[Stored dataset items]
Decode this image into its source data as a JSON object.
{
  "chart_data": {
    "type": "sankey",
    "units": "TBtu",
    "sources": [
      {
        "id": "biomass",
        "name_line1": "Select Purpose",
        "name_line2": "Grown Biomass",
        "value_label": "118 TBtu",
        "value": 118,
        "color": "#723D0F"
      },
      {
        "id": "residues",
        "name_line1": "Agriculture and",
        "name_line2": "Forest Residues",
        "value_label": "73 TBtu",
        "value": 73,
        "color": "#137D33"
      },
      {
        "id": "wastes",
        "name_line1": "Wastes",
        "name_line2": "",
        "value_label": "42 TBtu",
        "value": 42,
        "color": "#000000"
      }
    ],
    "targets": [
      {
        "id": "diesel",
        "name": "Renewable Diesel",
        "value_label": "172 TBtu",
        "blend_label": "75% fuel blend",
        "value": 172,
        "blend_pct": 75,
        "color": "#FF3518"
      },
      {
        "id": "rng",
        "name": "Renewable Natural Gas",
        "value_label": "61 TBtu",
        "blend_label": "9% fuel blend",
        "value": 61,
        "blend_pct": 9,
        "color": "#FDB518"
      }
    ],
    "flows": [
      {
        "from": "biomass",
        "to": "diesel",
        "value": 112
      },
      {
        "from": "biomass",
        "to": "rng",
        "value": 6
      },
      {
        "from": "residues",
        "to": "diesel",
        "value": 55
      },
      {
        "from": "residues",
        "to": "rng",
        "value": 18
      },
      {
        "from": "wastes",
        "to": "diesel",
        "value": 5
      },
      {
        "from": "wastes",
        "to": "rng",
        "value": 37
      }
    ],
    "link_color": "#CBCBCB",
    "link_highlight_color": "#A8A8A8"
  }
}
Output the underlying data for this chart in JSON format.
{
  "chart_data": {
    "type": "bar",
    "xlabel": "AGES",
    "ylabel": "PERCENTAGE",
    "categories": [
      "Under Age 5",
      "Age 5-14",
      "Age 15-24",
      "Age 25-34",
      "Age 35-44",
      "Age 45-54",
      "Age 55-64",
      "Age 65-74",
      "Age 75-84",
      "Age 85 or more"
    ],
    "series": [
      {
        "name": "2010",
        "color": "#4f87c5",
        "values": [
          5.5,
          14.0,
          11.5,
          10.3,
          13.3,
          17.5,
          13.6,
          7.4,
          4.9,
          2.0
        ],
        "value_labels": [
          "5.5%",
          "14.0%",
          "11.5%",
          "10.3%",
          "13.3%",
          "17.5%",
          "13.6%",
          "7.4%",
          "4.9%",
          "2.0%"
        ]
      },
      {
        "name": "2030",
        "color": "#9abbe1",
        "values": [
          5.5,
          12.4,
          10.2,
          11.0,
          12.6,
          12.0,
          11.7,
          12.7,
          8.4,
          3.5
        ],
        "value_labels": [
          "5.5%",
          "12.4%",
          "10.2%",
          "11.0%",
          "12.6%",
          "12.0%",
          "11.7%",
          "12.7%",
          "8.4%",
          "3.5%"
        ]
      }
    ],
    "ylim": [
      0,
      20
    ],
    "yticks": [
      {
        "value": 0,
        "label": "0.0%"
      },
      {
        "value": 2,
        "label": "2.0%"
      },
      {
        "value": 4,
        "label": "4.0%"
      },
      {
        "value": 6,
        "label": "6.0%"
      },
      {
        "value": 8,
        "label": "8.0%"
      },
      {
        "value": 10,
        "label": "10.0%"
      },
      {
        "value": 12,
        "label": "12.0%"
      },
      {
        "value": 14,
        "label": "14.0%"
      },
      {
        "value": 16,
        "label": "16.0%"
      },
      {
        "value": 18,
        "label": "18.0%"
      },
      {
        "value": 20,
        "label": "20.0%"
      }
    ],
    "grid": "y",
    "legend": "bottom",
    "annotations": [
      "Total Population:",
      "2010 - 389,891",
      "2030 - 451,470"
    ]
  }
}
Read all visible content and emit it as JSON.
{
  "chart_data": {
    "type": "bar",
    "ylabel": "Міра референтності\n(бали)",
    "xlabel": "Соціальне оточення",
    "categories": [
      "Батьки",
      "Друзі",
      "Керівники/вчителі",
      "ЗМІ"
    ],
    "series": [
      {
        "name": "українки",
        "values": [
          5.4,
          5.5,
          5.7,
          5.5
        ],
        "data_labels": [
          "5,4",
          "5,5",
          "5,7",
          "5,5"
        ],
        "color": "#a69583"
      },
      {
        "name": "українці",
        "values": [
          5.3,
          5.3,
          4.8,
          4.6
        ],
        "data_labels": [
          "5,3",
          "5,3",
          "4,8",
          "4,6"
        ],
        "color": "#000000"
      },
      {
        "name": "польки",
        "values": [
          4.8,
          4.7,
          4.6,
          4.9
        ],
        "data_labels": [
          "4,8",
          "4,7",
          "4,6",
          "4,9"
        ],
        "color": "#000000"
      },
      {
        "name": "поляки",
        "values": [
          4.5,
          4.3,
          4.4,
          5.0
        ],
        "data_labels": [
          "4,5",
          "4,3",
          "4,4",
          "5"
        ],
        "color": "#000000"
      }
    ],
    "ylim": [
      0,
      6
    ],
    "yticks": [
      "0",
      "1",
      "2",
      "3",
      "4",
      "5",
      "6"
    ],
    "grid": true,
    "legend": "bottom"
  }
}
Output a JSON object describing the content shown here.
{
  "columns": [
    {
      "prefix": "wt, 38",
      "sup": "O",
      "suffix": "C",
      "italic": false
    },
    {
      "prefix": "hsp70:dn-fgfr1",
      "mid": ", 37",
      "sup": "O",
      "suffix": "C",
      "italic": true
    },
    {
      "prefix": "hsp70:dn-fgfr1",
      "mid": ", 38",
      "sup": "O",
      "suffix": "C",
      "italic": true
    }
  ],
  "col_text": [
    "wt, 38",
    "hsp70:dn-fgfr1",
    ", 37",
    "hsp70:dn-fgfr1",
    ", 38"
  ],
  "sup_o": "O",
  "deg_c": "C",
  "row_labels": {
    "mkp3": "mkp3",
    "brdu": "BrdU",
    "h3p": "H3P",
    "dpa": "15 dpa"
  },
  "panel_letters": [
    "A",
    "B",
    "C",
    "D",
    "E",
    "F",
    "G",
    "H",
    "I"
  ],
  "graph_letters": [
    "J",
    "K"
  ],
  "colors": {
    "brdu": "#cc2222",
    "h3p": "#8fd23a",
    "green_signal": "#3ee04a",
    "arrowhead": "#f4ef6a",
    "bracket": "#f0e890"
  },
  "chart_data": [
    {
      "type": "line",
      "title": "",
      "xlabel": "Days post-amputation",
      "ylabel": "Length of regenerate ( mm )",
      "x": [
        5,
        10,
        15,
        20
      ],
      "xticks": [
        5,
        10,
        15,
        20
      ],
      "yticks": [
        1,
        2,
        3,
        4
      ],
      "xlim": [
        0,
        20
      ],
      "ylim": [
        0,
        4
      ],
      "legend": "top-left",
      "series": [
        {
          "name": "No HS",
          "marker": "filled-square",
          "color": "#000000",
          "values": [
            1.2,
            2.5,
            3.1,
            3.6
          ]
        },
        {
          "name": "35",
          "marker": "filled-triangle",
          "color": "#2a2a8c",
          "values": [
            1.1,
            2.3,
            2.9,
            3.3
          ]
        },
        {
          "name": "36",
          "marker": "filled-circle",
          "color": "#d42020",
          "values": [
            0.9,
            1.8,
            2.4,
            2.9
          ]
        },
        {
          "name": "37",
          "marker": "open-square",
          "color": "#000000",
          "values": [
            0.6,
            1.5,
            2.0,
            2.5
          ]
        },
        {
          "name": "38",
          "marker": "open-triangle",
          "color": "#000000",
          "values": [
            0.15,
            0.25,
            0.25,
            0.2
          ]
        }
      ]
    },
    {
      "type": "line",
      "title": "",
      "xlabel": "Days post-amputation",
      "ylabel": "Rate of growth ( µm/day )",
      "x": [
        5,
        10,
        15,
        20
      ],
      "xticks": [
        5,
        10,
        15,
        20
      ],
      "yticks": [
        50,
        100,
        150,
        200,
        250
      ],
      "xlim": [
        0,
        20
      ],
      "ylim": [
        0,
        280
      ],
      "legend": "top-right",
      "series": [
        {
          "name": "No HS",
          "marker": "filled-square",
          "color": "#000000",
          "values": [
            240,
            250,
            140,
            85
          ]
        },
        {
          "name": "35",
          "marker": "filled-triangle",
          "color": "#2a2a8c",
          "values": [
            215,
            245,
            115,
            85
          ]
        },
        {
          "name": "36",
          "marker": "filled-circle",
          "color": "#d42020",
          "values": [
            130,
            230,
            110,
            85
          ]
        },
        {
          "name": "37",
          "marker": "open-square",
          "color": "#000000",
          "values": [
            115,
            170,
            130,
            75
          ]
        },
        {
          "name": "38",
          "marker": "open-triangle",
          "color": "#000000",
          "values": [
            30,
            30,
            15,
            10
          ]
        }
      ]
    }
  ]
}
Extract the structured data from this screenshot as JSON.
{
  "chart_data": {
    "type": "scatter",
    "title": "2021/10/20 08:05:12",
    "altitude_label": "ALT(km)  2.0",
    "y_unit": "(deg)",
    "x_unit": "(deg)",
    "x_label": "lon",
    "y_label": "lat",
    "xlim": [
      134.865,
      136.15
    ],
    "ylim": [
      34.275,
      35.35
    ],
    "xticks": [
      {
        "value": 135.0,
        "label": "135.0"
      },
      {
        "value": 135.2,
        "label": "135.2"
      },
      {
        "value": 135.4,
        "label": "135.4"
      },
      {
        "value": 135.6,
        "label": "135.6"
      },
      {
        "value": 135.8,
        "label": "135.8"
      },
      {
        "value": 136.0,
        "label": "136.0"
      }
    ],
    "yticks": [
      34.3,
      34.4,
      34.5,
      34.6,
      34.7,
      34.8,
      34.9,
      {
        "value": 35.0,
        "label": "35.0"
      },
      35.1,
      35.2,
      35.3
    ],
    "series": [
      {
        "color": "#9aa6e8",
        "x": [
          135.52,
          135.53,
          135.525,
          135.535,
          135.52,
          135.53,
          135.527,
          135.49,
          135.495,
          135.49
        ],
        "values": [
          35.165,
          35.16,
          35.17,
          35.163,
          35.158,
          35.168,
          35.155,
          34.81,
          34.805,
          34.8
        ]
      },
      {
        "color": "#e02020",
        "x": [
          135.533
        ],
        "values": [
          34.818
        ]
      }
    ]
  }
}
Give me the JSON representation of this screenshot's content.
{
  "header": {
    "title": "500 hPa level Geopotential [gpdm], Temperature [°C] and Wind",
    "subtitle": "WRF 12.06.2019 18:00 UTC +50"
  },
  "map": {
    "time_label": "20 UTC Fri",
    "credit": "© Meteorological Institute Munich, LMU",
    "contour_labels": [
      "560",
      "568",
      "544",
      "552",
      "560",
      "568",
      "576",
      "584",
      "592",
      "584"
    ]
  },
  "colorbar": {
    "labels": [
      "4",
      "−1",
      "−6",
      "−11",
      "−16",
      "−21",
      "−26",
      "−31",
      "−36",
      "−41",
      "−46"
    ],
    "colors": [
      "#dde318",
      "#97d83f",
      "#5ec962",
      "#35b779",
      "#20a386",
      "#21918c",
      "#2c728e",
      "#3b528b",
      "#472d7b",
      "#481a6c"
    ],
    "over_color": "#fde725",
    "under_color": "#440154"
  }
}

> **Given instruction**
Using the listing, copy every line where the word "object" shows up.

> **Exercise output**
Decode this image into its source data as a JSON object.
Output a JSON object describing the content shown here.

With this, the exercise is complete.